** Start **
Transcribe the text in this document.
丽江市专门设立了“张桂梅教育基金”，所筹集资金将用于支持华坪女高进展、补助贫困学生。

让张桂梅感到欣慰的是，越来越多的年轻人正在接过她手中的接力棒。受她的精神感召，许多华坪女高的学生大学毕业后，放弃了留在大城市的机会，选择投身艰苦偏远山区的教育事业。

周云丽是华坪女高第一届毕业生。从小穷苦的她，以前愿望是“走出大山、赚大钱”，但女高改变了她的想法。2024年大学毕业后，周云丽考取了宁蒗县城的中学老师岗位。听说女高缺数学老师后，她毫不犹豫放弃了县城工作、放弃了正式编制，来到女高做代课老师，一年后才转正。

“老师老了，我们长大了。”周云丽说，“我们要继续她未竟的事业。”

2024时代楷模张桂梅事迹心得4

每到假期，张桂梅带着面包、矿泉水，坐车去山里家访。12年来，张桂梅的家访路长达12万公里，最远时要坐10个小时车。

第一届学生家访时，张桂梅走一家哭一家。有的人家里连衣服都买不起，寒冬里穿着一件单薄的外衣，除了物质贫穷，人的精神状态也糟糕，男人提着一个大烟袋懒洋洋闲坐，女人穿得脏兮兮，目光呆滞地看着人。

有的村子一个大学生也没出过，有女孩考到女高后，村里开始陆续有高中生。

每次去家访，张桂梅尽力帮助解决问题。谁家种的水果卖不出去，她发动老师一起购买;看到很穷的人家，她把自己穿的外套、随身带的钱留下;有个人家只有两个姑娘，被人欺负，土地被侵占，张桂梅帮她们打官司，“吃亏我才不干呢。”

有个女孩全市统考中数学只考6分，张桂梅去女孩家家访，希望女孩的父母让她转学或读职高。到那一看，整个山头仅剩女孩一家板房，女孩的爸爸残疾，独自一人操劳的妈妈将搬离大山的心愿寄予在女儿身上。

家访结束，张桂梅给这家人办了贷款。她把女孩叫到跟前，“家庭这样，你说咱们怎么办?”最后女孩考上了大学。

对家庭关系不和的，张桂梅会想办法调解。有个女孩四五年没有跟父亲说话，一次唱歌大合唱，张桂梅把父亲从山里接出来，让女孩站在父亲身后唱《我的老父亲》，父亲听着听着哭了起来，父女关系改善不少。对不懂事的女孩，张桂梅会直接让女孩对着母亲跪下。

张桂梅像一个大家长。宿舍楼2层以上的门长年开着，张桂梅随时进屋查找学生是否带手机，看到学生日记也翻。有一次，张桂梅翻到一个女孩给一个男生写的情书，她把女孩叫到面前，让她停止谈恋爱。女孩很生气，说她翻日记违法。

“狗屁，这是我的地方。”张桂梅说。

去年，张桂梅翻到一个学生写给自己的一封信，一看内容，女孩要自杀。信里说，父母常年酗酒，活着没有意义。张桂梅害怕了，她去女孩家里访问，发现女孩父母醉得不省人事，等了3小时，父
** End **
Objective: Exactly reproduce all of the entries.

Answer to the task:
Transcribe the text in this document.
丽江市专门设立了“张桂梅教育基金”，所筹集资金将用于支持华坪女高进展、补助贫困学生。

让张桂梅感到欣慰的是，越来越多的年轻人正在接过她手中的接力棒。受她的精神感召，许多华坪女高的学生大学毕业后，放弃了留在大城市的机会，选择投身艰苦偏远山区的教育事业。

周云丽是华坪女高第一届毕业生。从小穷苦的她，以前愿望是“走出大山、赚大钱”，但女高改变了她的想法。2024年大学毕业后，周云丽考取了宁蒗县城的中学老师岗位。听说女高缺数学老师后，她毫不犹豫放弃了县城工作、放弃了正式编制，来到女高做代课老师，一年后才转正。

“老师老了，我们长大了。”周云丽说，“我们要继续她未竟的事业。”

2024时代楷模张桂梅事迹心得4

每到假期，张桂梅带着面包、矿泉水，坐车去山里家访。12年来，张桂梅的家访路长达12万公里，最远时要坐10个小时车。

第一届学生家访时，张桂梅走一家哭一家。有的人家里连衣服都买不起，寒冬里穿着一件单薄的外衣，除了物质贫穷，人的精神状态也糟糕，男人提着一个大烟袋懒洋洋闲坐，女人穿得脏兮兮，目光呆滞地看着人。

有的村子一个大学生也没出过，有女孩考到女高后，村里开始陆续有高中生。

每次去家访，张桂梅尽力帮助解决问题。谁家种的水果卖不出去，她发动老师一起购买;看到很穷的人家，她把自己穿的外套、随身带的钱留下;有个人家只有两个姑娘，被人欺负，土地被侵占，张桂梅帮她们打官司，“吃亏我才不干呢。”

有个女孩全市统考中数学只考6分，张桂梅去女孩家家访，希望女孩的父母让她转学或读职高。到那一看，整个山头仅剩女孩一家板房，女孩的爸爸残疾，独自一人操劳的妈妈将搬离大山的心愿寄予在女儿身上。

家访结束，张桂梅给这家人办了贷款。她把女孩叫到跟前，“家庭这样，你说咱们怎么办?”最后女孩考上了大学。

对家庭关系不和的，张桂梅会想办法调解。有个女孩四五年没有跟父亲说话，一次唱歌大合唱，张桂梅把父亲从山里接出来，让女孩站在父亲身后唱《我的老父亲》，父亲听着听着哭了起来，父女关系改善不少。对不懂事的女孩，张桂梅会直接让女孩对着母亲跪下。

张桂梅像一个大家长。宿舍楼2层以上的门长年开着，张桂梅随时进屋查找学生是否带手机，看到学生日记也翻。有一次，张桂梅翻到一个女孩给一个男生写的情书，她把女孩叫到面前，让她停止谈恋爱。女孩很生气，说她翻日记违法。

“狗屁，这是我的地方。”张桂梅说。

去年，张桂梅翻到一个学生写给自己的一封信，一看内容，女孩要自杀。信里说，父母常年酗酒，活着没有意义。张桂梅害怕了，她去女孩家里访问，发现女孩父母醉得不省人事，等了3小时，父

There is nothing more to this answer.